TEXTO DE LECTURA:
= = =
La URSS
Hay algo romántico en la caída de la URSS. Algo de causa perdida que a uno lo termina enamorando, como la chica que finalmente nunca, nunca nos dio bola. Mi segunda infancia, aquella que arrancó cuando ya la percepción del mundo se ensancha y la realidad empieza a ser más compleja, se expandió en plena Perestroika. Gorbachov, el Muro de Berlín, las Alemanias reunificadas, eran moneda corriente en mis tiernos 5, 6 años.
Nota aparte: El espantoso hit “Gorbachov es Perestroika” de Locomía que sonaba sin parar. A ese nivel la incipiente maquinaria trash del capitalismo con el pito duro de vencedor nos metía en la cabeza el meneado “fin de la historia” que contaba Fukuyama. Para mí, Fukuyama escribió ese libro escuchando en loop esa basura de los Locomía.
= = =
INSTRUCCIÓN: Por favor, copia el texto sobre la URSS desde "Nota aparte: El" hasta "de los Locomía.", ambos incluidos, y renombra "Fukuyama" como "el autor".
= = =
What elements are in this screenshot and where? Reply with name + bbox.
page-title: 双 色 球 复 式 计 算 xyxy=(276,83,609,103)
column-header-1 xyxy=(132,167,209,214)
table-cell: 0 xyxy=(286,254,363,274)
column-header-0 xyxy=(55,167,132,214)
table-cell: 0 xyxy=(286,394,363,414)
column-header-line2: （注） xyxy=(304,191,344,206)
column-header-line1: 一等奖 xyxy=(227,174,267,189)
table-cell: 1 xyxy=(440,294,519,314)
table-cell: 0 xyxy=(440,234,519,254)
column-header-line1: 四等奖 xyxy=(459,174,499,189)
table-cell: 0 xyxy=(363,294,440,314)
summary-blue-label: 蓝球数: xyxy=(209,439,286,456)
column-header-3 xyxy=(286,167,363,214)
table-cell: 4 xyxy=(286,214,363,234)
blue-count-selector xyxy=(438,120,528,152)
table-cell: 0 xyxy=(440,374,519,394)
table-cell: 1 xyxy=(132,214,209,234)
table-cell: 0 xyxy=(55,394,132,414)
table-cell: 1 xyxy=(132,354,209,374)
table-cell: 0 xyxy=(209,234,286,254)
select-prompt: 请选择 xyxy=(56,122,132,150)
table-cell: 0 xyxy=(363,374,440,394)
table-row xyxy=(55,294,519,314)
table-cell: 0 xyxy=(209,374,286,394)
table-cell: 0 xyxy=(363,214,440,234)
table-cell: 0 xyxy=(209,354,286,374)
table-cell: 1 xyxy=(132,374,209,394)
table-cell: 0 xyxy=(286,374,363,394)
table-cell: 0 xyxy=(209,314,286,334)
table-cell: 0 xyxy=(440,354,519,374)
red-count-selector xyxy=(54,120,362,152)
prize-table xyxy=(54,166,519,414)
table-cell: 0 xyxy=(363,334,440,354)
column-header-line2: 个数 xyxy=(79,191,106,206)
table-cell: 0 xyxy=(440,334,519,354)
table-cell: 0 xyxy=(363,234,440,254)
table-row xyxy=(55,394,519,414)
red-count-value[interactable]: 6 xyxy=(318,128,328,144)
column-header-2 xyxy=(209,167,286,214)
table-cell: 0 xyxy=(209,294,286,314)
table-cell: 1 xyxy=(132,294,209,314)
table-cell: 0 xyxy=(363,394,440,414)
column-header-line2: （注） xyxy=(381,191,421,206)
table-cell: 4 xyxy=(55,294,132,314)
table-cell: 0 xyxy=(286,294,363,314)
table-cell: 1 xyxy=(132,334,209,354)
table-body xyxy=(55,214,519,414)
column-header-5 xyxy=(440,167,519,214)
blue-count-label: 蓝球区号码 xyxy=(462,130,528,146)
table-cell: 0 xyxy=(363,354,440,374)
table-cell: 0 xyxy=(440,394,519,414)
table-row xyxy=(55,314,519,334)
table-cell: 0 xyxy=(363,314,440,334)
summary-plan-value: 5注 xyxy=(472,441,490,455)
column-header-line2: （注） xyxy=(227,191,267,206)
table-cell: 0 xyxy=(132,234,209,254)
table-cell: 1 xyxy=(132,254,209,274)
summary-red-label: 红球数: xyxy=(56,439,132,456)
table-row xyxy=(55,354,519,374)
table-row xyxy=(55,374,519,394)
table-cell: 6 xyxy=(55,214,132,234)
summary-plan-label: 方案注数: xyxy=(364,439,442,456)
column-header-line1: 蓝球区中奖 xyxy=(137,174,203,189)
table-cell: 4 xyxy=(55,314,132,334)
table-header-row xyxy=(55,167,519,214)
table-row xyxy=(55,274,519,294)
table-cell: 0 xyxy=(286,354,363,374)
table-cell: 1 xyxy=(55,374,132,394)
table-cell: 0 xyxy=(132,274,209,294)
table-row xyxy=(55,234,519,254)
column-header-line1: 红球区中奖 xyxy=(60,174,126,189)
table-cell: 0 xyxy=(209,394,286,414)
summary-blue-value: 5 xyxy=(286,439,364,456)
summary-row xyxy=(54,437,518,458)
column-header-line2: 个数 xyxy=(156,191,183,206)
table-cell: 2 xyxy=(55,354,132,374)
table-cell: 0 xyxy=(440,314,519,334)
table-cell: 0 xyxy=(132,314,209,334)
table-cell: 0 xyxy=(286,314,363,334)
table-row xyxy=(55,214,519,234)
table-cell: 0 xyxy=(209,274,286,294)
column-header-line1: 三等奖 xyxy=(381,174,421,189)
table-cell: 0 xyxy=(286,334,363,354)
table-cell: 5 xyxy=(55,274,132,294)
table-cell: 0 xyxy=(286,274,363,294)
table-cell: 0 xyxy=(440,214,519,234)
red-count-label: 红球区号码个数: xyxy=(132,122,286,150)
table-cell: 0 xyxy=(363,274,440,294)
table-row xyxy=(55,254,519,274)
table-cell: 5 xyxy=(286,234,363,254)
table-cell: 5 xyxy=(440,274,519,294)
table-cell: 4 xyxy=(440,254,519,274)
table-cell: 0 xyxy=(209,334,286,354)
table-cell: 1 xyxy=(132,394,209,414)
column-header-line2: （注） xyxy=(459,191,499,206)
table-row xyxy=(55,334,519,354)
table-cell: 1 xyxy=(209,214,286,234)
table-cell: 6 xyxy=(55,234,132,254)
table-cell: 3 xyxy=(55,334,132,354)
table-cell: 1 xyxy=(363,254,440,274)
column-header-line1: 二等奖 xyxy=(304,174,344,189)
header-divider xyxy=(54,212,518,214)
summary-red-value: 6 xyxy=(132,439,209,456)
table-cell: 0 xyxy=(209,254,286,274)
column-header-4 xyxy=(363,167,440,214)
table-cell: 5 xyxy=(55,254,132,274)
= = =
RESULTADO:
Nota aparte: El espantoso hit “Gorbachov es Perestroika” de Locomía que sonaba sin parar. A ese nivel la incipiente maquinaria trash del capitalismo con el pito duro de vencedor nos metía en la cabeza el meneado “fin de la historia” que contaba el autor. Para mí, el autor escribió ese libro escuchando en loop esa basura de los Locomía.